:: Exercise materials ::
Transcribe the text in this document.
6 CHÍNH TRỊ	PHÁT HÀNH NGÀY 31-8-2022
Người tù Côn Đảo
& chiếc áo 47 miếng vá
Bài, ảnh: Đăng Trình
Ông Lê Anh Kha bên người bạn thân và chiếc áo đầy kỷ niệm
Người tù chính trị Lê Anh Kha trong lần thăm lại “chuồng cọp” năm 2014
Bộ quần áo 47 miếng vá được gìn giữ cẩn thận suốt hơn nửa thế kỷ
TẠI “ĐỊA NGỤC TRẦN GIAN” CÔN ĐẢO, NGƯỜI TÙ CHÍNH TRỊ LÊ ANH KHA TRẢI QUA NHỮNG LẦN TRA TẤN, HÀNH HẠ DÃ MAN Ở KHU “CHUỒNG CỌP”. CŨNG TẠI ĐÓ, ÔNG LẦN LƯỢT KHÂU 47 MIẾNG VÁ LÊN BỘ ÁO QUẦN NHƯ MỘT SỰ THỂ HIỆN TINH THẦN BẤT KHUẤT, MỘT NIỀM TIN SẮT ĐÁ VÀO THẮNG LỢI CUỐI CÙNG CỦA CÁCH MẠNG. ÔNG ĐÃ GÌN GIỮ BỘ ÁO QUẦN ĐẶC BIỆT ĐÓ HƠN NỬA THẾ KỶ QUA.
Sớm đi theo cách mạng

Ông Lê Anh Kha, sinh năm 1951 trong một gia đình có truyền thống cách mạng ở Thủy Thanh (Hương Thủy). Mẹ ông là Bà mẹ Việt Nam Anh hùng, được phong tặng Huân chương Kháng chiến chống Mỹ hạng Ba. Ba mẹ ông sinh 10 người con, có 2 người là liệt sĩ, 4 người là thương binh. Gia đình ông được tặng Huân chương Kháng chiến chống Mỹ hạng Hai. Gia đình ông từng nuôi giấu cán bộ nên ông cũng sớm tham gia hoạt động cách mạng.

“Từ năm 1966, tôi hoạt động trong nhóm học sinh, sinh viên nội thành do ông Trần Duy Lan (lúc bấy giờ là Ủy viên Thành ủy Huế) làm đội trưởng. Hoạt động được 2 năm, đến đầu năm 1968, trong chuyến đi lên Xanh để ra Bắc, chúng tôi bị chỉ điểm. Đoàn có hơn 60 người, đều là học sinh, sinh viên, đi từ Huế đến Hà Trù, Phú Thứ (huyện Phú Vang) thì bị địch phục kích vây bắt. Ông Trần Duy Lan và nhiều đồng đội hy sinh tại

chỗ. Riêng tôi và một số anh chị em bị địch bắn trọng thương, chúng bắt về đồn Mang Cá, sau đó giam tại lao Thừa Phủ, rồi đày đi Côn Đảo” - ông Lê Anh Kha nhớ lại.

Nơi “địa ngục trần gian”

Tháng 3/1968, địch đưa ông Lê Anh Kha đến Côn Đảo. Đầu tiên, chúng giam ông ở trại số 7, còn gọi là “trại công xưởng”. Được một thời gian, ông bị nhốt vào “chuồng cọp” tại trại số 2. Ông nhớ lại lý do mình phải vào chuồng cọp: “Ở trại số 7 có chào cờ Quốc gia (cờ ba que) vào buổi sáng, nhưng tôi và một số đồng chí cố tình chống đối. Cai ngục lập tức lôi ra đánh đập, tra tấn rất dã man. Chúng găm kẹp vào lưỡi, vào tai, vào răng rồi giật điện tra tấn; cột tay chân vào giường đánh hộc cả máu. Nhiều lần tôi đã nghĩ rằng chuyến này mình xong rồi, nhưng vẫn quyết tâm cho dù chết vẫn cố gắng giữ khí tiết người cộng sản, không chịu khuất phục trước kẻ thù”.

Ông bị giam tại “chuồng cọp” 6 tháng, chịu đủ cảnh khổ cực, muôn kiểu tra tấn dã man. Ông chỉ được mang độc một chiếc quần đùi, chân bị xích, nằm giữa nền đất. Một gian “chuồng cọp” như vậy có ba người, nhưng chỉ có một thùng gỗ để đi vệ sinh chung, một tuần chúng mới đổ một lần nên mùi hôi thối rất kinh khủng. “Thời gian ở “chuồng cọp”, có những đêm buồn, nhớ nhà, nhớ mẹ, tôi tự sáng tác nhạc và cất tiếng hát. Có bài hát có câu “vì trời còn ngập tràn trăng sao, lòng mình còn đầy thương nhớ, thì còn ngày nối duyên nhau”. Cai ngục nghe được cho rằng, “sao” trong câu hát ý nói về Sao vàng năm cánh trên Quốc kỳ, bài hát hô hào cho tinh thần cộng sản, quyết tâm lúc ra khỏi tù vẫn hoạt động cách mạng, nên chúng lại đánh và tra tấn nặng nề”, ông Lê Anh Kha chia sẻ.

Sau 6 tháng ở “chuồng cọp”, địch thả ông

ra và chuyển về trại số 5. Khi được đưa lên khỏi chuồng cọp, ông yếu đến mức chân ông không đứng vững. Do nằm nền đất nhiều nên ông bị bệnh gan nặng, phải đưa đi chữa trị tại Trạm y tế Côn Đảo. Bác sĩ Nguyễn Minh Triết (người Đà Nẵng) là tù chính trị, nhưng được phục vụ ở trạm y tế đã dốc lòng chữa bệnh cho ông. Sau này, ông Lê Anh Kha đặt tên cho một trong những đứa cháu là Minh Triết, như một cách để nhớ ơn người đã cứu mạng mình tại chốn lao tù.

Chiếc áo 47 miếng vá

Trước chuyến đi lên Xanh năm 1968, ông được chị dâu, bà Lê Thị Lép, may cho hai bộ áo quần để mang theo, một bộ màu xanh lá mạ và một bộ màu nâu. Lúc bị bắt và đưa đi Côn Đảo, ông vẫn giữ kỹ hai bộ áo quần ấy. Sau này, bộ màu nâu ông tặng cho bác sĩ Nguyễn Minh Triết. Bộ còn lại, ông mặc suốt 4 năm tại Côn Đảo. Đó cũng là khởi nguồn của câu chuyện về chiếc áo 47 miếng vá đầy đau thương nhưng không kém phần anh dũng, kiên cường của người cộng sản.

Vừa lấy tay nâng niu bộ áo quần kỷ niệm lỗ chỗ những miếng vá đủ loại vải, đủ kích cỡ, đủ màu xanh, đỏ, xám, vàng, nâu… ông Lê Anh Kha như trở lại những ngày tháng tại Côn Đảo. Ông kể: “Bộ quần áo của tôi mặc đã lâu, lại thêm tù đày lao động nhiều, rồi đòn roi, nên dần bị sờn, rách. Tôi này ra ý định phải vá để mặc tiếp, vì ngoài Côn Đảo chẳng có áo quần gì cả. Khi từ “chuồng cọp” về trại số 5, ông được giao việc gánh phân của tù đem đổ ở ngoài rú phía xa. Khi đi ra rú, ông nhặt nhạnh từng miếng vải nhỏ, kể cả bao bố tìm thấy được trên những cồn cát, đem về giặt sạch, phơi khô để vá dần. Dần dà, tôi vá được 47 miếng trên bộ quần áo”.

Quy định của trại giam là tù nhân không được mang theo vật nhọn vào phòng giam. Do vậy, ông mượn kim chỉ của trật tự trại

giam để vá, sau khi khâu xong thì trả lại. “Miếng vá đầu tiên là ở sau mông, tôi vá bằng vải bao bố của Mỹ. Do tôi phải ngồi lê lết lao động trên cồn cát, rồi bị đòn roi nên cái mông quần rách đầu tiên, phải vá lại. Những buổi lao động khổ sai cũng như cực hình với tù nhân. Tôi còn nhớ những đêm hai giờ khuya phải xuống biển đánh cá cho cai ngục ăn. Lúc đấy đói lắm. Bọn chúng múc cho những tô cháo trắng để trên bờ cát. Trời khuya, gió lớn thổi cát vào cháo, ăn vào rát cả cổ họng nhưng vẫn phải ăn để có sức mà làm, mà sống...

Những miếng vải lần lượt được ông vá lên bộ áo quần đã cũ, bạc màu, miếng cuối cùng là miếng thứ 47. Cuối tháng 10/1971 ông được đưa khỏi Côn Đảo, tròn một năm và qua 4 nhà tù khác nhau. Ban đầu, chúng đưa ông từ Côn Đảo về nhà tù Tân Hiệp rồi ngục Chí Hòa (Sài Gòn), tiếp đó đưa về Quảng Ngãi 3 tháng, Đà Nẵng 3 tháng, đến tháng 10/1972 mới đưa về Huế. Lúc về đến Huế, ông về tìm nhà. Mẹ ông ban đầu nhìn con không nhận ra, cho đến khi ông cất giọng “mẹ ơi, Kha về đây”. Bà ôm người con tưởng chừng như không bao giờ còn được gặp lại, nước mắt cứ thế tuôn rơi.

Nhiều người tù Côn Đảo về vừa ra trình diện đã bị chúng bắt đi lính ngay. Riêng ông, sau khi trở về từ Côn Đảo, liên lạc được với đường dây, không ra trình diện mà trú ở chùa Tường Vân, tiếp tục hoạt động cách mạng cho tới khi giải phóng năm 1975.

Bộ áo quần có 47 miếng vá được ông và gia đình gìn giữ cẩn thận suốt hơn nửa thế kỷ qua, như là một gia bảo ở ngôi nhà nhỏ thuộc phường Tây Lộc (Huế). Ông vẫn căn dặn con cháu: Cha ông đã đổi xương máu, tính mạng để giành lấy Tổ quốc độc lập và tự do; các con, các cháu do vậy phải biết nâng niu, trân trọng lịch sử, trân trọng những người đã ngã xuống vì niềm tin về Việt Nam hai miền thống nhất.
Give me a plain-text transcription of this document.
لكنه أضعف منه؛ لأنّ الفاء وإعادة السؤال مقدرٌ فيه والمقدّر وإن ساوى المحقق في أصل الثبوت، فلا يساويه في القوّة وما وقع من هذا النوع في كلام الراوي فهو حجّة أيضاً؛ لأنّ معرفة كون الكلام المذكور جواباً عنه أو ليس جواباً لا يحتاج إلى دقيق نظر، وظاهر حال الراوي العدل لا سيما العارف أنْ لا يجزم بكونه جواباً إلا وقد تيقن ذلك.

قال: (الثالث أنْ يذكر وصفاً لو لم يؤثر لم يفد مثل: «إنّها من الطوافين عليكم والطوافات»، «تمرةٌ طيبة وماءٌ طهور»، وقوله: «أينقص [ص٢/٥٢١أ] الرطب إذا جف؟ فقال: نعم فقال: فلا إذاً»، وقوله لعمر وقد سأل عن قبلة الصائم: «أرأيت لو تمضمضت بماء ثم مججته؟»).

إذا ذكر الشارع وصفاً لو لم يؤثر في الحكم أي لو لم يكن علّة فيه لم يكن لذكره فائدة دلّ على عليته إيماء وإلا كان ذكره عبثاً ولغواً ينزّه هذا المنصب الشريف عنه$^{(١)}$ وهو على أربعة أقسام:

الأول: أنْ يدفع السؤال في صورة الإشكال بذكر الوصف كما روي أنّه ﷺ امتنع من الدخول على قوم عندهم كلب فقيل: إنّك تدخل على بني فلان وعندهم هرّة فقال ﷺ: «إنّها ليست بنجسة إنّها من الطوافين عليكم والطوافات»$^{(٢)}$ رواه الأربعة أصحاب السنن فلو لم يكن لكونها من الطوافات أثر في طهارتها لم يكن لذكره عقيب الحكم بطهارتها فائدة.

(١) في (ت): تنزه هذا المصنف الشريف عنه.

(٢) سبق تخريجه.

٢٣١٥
:::
Task prompt >> Each line that contains the string "thận" counts once; say how many there are and nothing else.

Result >> 2